What you need to do:
Transcribe each line of the material as it is, and drop any picture.
============
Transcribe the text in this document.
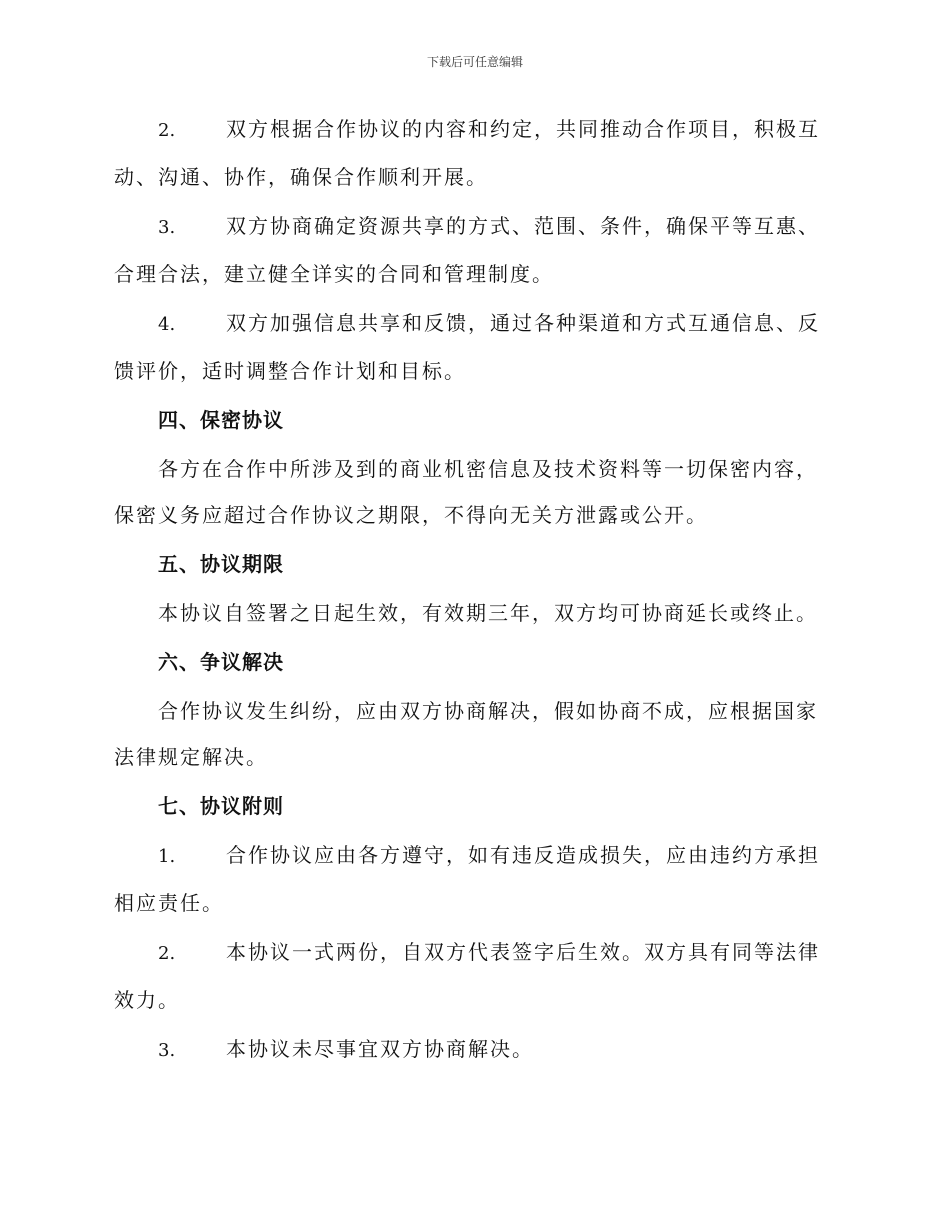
下载后可任意编辑

2.	双方根据合作协议的内容和约定，共同推动合作项目，积极互动、沟通、协作，确保合作顺利开展。

3.	双方协商确定资源共享的方式、范围、条件，确保平等互惠、合理合法，建立健全详实的合同和管理制度。

4.	双方加强信息共享和反馈，通过各种渠道和方式互通信息、反馈评价，适时调整合作计划和目标。

四、保密协议

各方在合作中所涉及到的商业机密信息及技术资料等一切保密内容，保密义务应超过合作协议之期限，不得向无关方泄露或公开。

五、协议期限

本协议自签署之日起生效，有效期三年，双方均可协商延长或终止。

六、争议解决

合作协议发生纠纷，应由双方协商解决，假如协商不成，应根据国家法律规定解决。

七、协议附则

1.	合作协议应由各方遵守，如有违反造成损失，应由违约方承担相应责任。

2.	本协议一式两份，自双方代表签字后生效。双方具有同等法律效力。

3.	本协议未尽事宜双方协商解决。
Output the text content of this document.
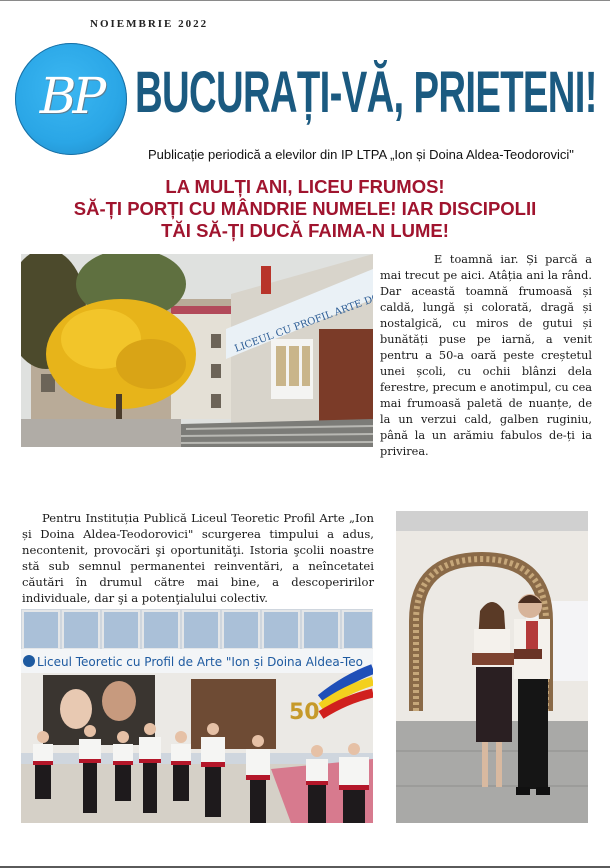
NOIEMBRIE 2022
BP BUCURAȚI-VĂ, PRIETENI!
Publicație periodică a elevilor din IP LTPA „Ion și Doina Aldea-Teodorovici"
LA MULȚI ANI, LICEU FRUMOS!
SĂ-ȚI PORȚI CU MÂNDRIE NUMELE! IAR DISCIPOLII
TĂI SĂ-ȚI DUCĂ FAIMA-N LUME!
E toamnă iar. Și parcă a mai trecut pe aici. Atâția ani la rând. Dar această toamnă frumoasă și caldă, lungă și colorată, dragă și nostalgică, cu miros de gutui și bunătăți puse pe iarnă, a venit pentru a 50-a oară peste creștetul unei școli, cu ochii blânzi dela ferestre, precum e anotimpul, cu cea mai frumoasă paletă de nuanțe, de la un verzui cald, galben ruginiu, până la un arămiu fabulos de-ți ia privirea.
Pentru Instituția Publică Liceul Teoretic Profil Arte „Ion și Doina Aldea-Teodorovici" scurgerea timpului a adus, necontenit, provocări şi oportunităţi. Istoria şcolii noastre stă sub semnul permanentei reinventări, a neîncetatei căutări în drumul către mai bine, a descoperirilor individuale, dar şi a potenţialului colectiv.
Liceul Teoretic cu Profil de Arte "Ion și Doina Aldea-Teo
50
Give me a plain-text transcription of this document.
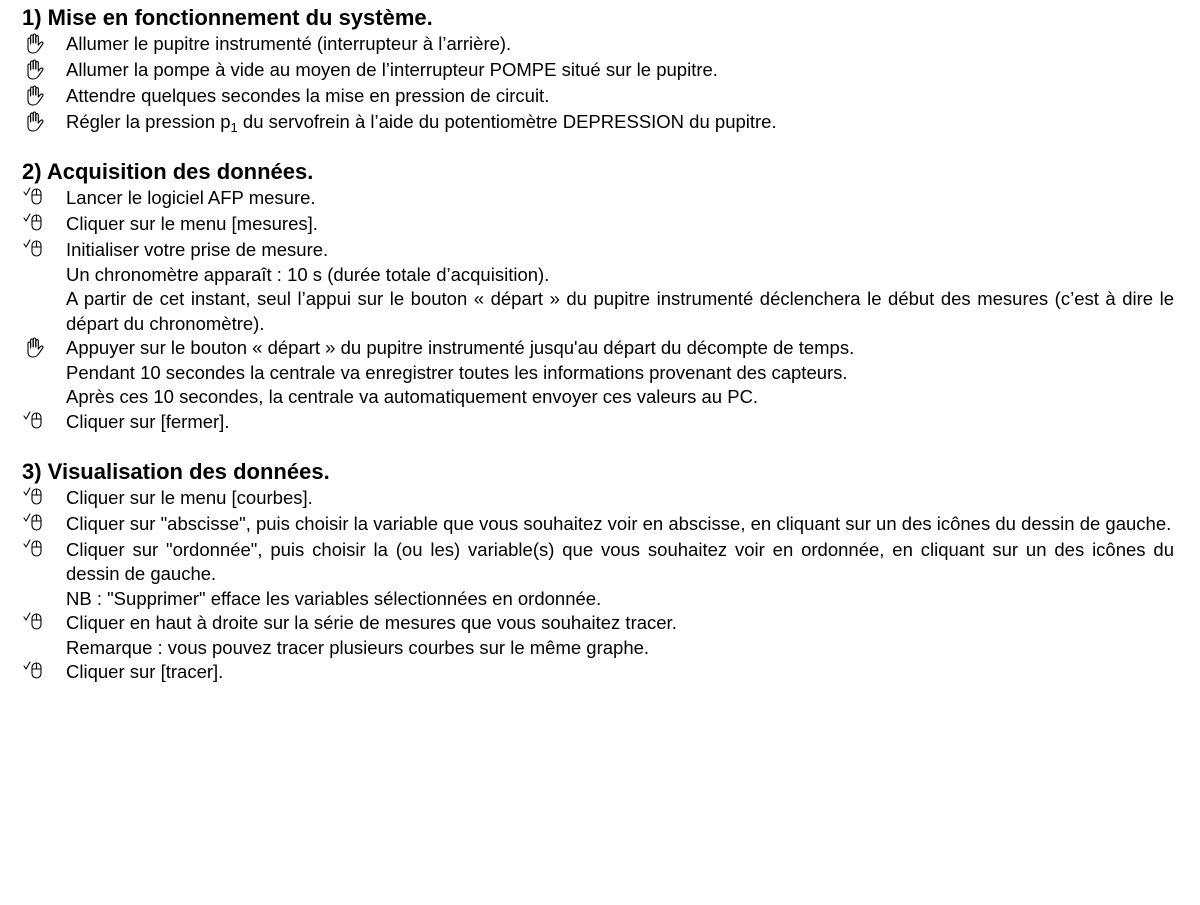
1) Mise en fonctionnement du système.
Allumer le pupitre instrumenté (interrupteur à l’arrière).
Allumer la pompe à vide au moyen de l’interrupteur POMPE situé sur le pupitre.
Attendre quelques secondes la mise en pression de circuit.
Régler la pression $p_1$ du servofrein à l’aide du potentiomètre DEPRESSION du pupitre.
2) Acquisition des données.
Lancer le logiciel AFP mesure.
Cliquer sur le menu [mesures].
Initialiser votre prise de mesure.
Un chronomètre apparaît : 10 s (durée totale d’acquisition).
A partir de cet instant, seul l’appui sur le bouton « départ » du pupitre instrumenté déclenchera le début des mesures (c’est à dire le départ du chronomètre).
Appuyer sur le bouton « départ » du pupitre instrumenté jusqu'au départ du décompte de temps.
Pendant 10 secondes la centrale va enregistrer toutes les informations provenant des capteurs.
Après ces 10 secondes, la centrale va automatiquement envoyer ces valeurs au PC.
Cliquer sur [fermer].
3) Visualisation des données.
Cliquer sur le menu [courbes].
Cliquer sur "abscisse", puis choisir la variable que vous souhaitez voir en abscisse, en cliquant sur un des icônes du dessin de gauche.
Cliquer sur "ordonnée", puis choisir la (ou les) variable(s) que vous souhaitez voir en ordonnée, en cliquant sur un des icônes du dessin de gauche.
NB : "Supprimer" efface les variables sélectionnées en ordonnée.
Cliquer en haut à droite sur la série de mesures que vous souhaitez tracer.
Remarque : vous pouvez tracer plusieurs courbes sur le même graphe.
Cliquer sur [tracer].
============
Solution to this task:
Transcribe the text in this document.
下载后可任意编辑

2.	双方根据合作协议的内容和约定，共同推动合作项目，积极互动、沟通、协作，确保合作顺利开展。

3.	双方协商确定资源共享的方式、范围、条件，确保平等互惠、合理合法，建立健全详实的合同和管理制度。

4.	双方加强信息共享和反馈，通过各种渠道和方式互通信息、反馈评价，适时调整合作计划和目标。

四、保密协议

各方在合作中所涉及到的商业机密信息及技术资料等一切保密内容，保密义务应超过合作协议之期限，不得向无关方泄露或公开。

五、协议期限

本协议自签署之日起生效，有效期三年，双方均可协商延长或终止。

六、争议解决

合作协议发生纠纷，应由双方协商解决，假如协商不成，应根据国家法律规定解决。

七、协议附则

1.	合作协议应由各方遵守，如有违反造成损失，应由违约方承担相应责任。

2.	本协议一式两份，自双方代表签字后生效。双方具有同等法律效力。

3.	本协议未尽事宜双方协商解决。
Output the text content of this document.
NOIEMBRIE 2022
BP BUCURAȚI-VĂ, PRIETENI!
Publicație periodică a elevilor din IP LTPA „Ion și Doina Aldea-Teodorovici"
LA MULȚI ANI, LICEU FRUMOS!
SĂ-ȚI PORȚI CU MÂNDRIE NUMELE! IAR DISCIPOLII
TĂI SĂ-ȚI DUCĂ FAIMA-N LUME!
E toamnă iar. Și parcă a mai trecut pe aici. Atâția ani la rând. Dar această toamnă frumoasă și caldă, lungă și colorată, dragă și nostalgică, cu miros de gutui și bunătăți puse pe iarnă, a venit pentru a 50-a oară peste creștetul unei școli, cu ochii blânzi dela ferestre, precum e anotimpul, cu cea mai frumoasă paletă de nuanțe, de la un verzui cald, galben ruginiu, până la un arămiu fabulos de-ți ia privirea.
Pentru Instituția Publică Liceul Teoretic Profil Arte „Ion și Doina Aldea-Teodorovici" scurgerea timpului a adus, necontenit, provocări şi oportunităţi. Istoria şcolii noastre stă sub semnul permanentei reinventări, a neîncetatei căutări în drumul către mai bine, a descoperirilor individuale, dar şi a potenţialului colectiv.
Liceul Teoretic cu Profil de Arte "Ion și Doina Aldea-Teo
50
Give me a plain-text transcription of this document.
1) Mise en fonctionnement du système.
Allumer le pupitre instrumenté (interrupteur à l’arrière).
Allumer la pompe à vide au moyen de l’interrupteur POMPE situé sur le pupitre.
Attendre quelques secondes la mise en pression de circuit.
Régler la pression $p_1$ du servofrein à l’aide du potentiomètre DEPRESSION du pupitre.
2) Acquisition des données.
Lancer le logiciel AFP mesure.
Cliquer sur le menu [mesures].
Initialiser votre prise de mesure.
Un chronomètre apparaît : 10 s (durée totale d’acquisition).
A partir de cet instant, seul l’appui sur le bouton « départ » du pupitre instrumenté déclenchera le début des mesures (c’est à dire le départ du chronomètre).
Appuyer sur le bouton « départ » du pupitre instrumenté jusqu'au départ du décompte de temps.
Pendant 10 secondes la centrale va enregistrer toutes les informations provenant des capteurs.
Après ces 10 secondes, la centrale va automatiquement envoyer ces valeurs au PC.
Cliquer sur [fermer].
3) Visualisation des données.
Cliquer sur le menu [courbes].
Cliquer sur "abscisse", puis choisir la variable que vous souhaitez voir en abscisse, en cliquant sur un des icônes du dessin de gauche.
Cliquer sur "ordonnée", puis choisir la (ou les) variable(s) que vous souhaitez voir en ordonnée, en cliquant sur un des icônes du dessin de gauche.
NB : "Supprimer" efface les variables sélectionnées en ordonnée.
Cliquer en haut à droite sur la série de mesures que vous souhaitez tracer.
Remarque : vous pouvez tracer plusieurs courbes sur le même graphe.
Cliquer sur [tracer].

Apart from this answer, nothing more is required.